### Given task
Look through the data below. Pick out the lines holding the string "obsah".

### Stored items
▬▬▬▬▬▬▬▬▬▬
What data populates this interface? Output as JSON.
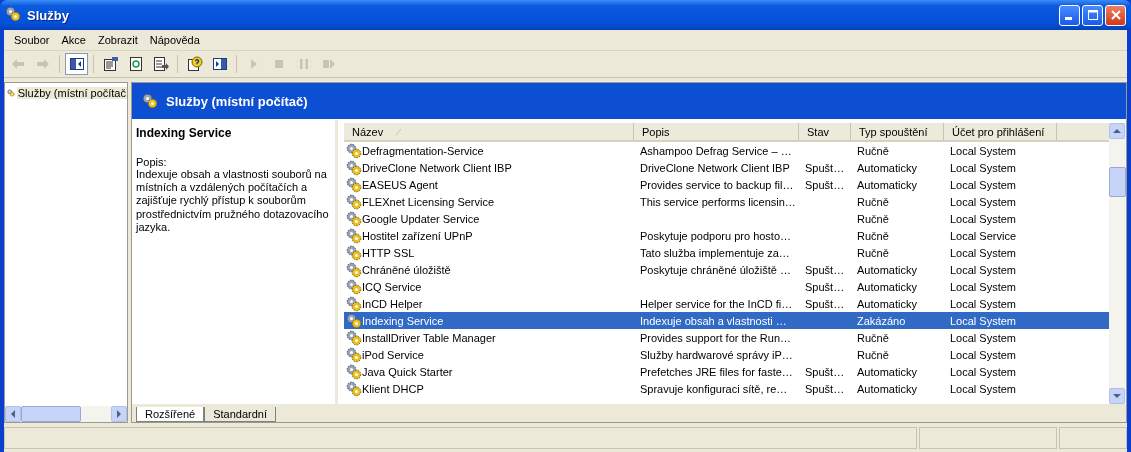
{
  "window": {
    "title": "Služby"
  },
  "menu": [
    "Soubor",
    "Akce",
    "Zobrazit",
    "Nápověda"
  ],
  "toolbar": [
    {
      "kind": "back",
      "disabled": true,
      "pressed": false
    },
    {
      "kind": "forward",
      "disabled": true,
      "pressed": false
    },
    {
      "kind": "sep"
    },
    {
      "kind": "tree",
      "disabled": false,
      "pressed": true
    },
    {
      "kind": "sep"
    },
    {
      "kind": "properties",
      "disabled": false,
      "pressed": false
    },
    {
      "kind": "refresh",
      "disabled": false,
      "pressed": false
    },
    {
      "kind": "export",
      "disabled": false,
      "pressed": false
    },
    {
      "kind": "sep"
    },
    {
      "kind": "help",
      "disabled": false,
      "pressed": false
    },
    {
      "kind": "pane",
      "disabled": false,
      "pressed": false
    },
    {
      "kind": "sep"
    },
    {
      "kind": "play",
      "disabled": true,
      "pressed": false
    },
    {
      "kind": "stop",
      "disabled": true,
      "pressed": false
    },
    {
      "kind": "pause",
      "disabled": true,
      "pressed": false
    },
    {
      "kind": "restart",
      "disabled": true,
      "pressed": false
    }
  ],
  "tree": {
    "items": [
      {
        "label": "Služby (místní počítač",
        "selected": true
      }
    ]
  },
  "panel": {
    "title": "Služby (místní počítač)"
  },
  "details": {
    "name": "Indexing Service",
    "label": "Popis:",
    "text": "Indexuje obsah a vlastnosti souborů na místních a vzdálených počítačích a zajišťuje rychlý přístup k souborům prostřednictvím pružného dotazovacího jazyka."
  },
  "table": {
    "columns": [
      {
        "label": "Název",
        "sorted": true
      },
      {
        "label": "Popis",
        "sorted": false
      },
      {
        "label": "Stav",
        "sorted": false
      },
      {
        "label": "Typ spouštění",
        "sorted": false
      },
      {
        "label": "Účet pro přihlášení",
        "sorted": false
      }
    ],
    "rows": [
      {
        "selected": false,
        "cells": [
          "Defragmentation-Service",
          "Ashampoo Defrag Service – …",
          "",
          "Ručně",
          "Local System"
        ]
      },
      {
        "selected": false,
        "cells": [
          "DriveClone Network Client IBP",
          "DriveClone Network Client IBP",
          "Spušt…",
          "Automaticky",
          "Local System"
        ]
      },
      {
        "selected": false,
        "cells": [
          "EASEUS Agent",
          "Provides service to backup fil…",
          "Spušt…",
          "Automaticky",
          "Local System"
        ]
      },
      {
        "selected": false,
        "cells": [
          "FLEXnet Licensing Service",
          "This service performs licensin…",
          "",
          "Ručně",
          "Local System"
        ]
      },
      {
        "selected": false,
        "cells": [
          "Google Updater Service",
          "",
          "",
          "Ručně",
          "Local System"
        ]
      },
      {
        "selected": false,
        "cells": [
          "Hostitel zařízení UPnP",
          "Poskytuje podporu pro hosto…",
          "",
          "Ručně",
          "Local Service"
        ]
      },
      {
        "selected": false,
        "cells": [
          "HTTP SSL",
          "Tato služba implementuje za…",
          "",
          "Ručně",
          "Local System"
        ]
      },
      {
        "selected": false,
        "cells": [
          "Chráněné úložiště",
          "Poskytuje chráněné úložiště …",
          "Spušt…",
          "Automaticky",
          "Local System"
        ]
      },
      {
        "selected": false,
        "cells": [
          "ICQ Service",
          "",
          "Spušt…",
          "Automaticky",
          "Local System"
        ]
      },
      {
        "selected": false,
        "cells": [
          "InCD Helper",
          "Helper service for the InCD fi…",
          "Spušt…",
          "Automaticky",
          "Local System"
        ]
      },
      {
        "selected": true,
        "cells": [
          "Indexing Service",
          "Indexuje obsah a vlastnosti …",
          "",
          "Zakázáno",
          "Local System"
        ]
      },
      {
        "selected": false,
        "cells": [
          "InstallDriver Table Manager",
          "Provides support for the Run…",
          "",
          "Ručně",
          "Local System"
        ]
      },
      {
        "selected": false,
        "cells": [
          "iPod Service",
          "Služby hardwarové správy iP…",
          "",
          "Ručně",
          "Local System"
        ]
      },
      {
        "selected": false,
        "cells": [
          "Java Quick Starter",
          "Prefetches JRE files for faste…",
          "Spušt…",
          "Automaticky",
          "Local System"
        ]
      },
      {
        "selected": false,
        "cells": [
          "Klient DHCP",
          "Spravuje konfiguraci sítě, re…",
          "Spušt…",
          "Automaticky",
          "Local System"
        ]
      }
    ]
  },
  "tabs": [
    {
      "label": "Rozšířené",
      "selected": true
    },
    {
      "label": "Standardní",
      "selected": false
    }
  ]
}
▬▬▬▬▬▬▬▬▬▬
### Response below
    "text": "Indexuje obsah a vlastnosti souborů na místních a vzdálených počítačích a zajišťuje rychlý přístup k souborům prostřednictvím pružného dotazovacího jazyka."
          "Indexuje obsah a vlastnosti …",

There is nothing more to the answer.